- THE TASK
Return each line of the data below verbatim; pictures are to be left out.

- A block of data
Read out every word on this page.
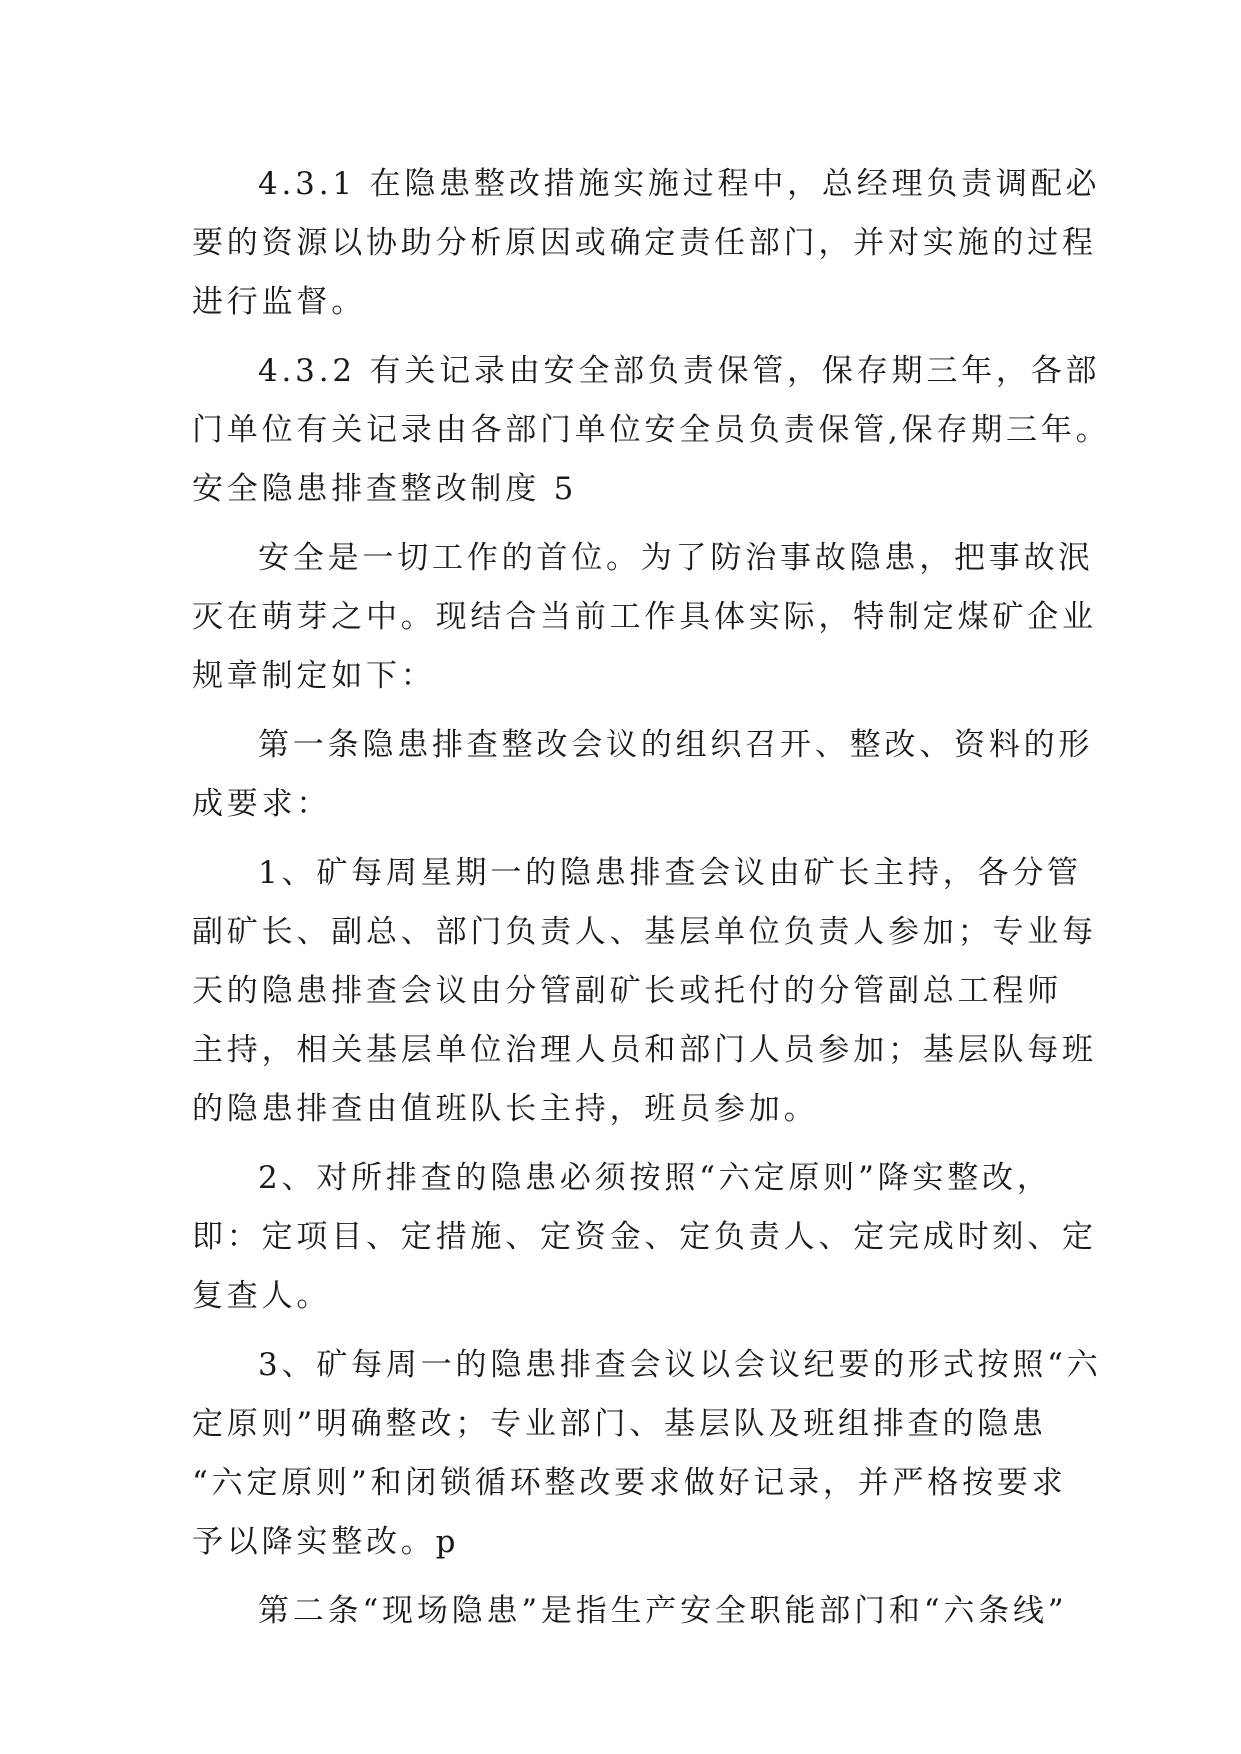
4.3.1 在隐患整改措施实施过程中，总经理负责调配必
要的资源以协助分析原因或确定责任部门，并对实施的过程
进行监督。
4.3.2 有关记录由安全部负责保管，保存期三年，各部
门单位有关记录由各部门单位安全员负责保管,保存期三年。
安全隐患排查整改制度 5
安全是一切工作的首位。为了防治事故隐患，把事故泯
灭在萌芽之中。现结合当前工作具体实际，特制定煤矿企业
规章制定如下：
第一条隐患排查整改会议的组织召开、整改、资料的形
成要求：
1、矿每周星期一的隐患排查会议由矿长主持，各分管
副矿长、副总、部门负责人、基层单位负责人参加；专业每
天的隐患排查会议由分管副矿长或托付的分管副总工程师
主持，相关基层单位治理人员和部门人员参加；基层队每班
的隐患排查由值班队长主持，班员参加。
2、对所排查的隐患必须按照“六定原则”降实整改，
即：定项目、定措施、定资金、定负责人、定完成时刻、定
复查人。
3、矿每周一的隐患排查会议以会议纪要的形式按照“六
定原则”明确整改；专业部门、基层队及班组排查的隐患
“六定原则”和闭锁循环整改要求做好记录，并严格按要求
予以降实整改。p
第二条“现场隐患”是指生产安全职能部门和“六条线”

- FINISHED TASK
Read out every word on this page.
4.3.1 在隐患整改措施实施过程中，总经理负责调配必
要的资源以协助分析原因或确定责任部门，并对实施的过程
进行监督。
4.3.2 有关记录由安全部负责保管，保存期三年，各部
门单位有关记录由各部门单位安全员负责保管,保存期三年。
安全隐患排查整改制度 5
安全是一切工作的首位。为了防治事故隐患，把事故泯
灭在萌芽之中。现结合当前工作具体实际，特制定煤矿企业
规章制定如下：
第一条隐患排查整改会议的组织召开、整改、资料的形
成要求：
1、矿每周星期一的隐患排查会议由矿长主持，各分管
副矿长、副总、部门负责人、基层单位负责人参加；专业每
天的隐患排查会议由分管副矿长或托付的分管副总工程师
主持，相关基层单位治理人员和部门人员参加；基层队每班
的隐患排查由值班队长主持，班员参加。
2、对所排查的隐患必须按照“六定原则”降实整改，
即：定项目、定措施、定资金、定负责人、定完成时刻、定
复查人。
3、矿每周一的隐患排查会议以会议纪要的形式按照“六
定原则”明确整改；专业部门、基层队及班组排查的隐患
“六定原则”和闭锁循环整改要求做好记录，并严格按要求
予以降实整改。p
第二条“现场隐患”是指生产安全职能部门和“六条线”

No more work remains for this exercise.